Exercise prompt >> Write out every entry precisely as given, leaving the pictures out.

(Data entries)
+===+

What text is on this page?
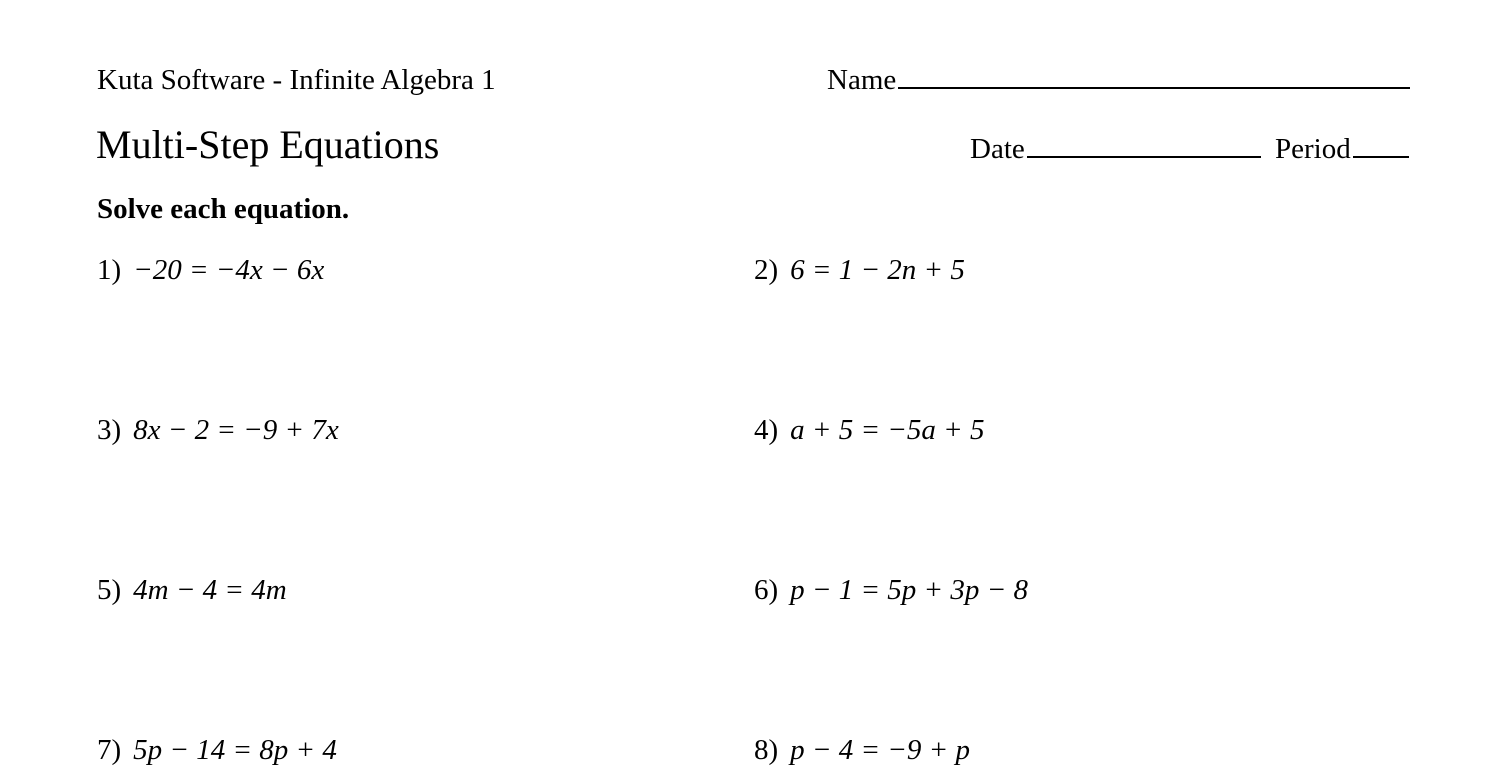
Kuta Software - Infinite Algebra 1	Name
Multi-Step Equations	Date	Period
Solve each equation.
1) −20 = −4x − 6x	2) 6 = 1 − 2n + 5
3) 8x − 2 = −9 + 7x	4) a + 5 = −5a + 5
5) 4m − 4 = 4m	6) p − 1 = 5p + 3p − 8
7) 5p − 14 = 8p + 4	8) p − 4 = −9 + p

+===+

Finished task >>
What text is on this page?
Kuta Software - Infinite Algebra 1	Name
Multi-Step Equations	Date	Period
Solve each equation.
1) −20 = −4x − 6x	2) 6 = 1 − 2n + 5
3) 8x − 2 = −9 + 7x	4) a + 5 = −5a + 5
5) 4m − 4 = 4m	6) p − 1 = 5p + 3p − 8
7) 5p − 14 = 8p + 4	8) p − 4 = −9 + p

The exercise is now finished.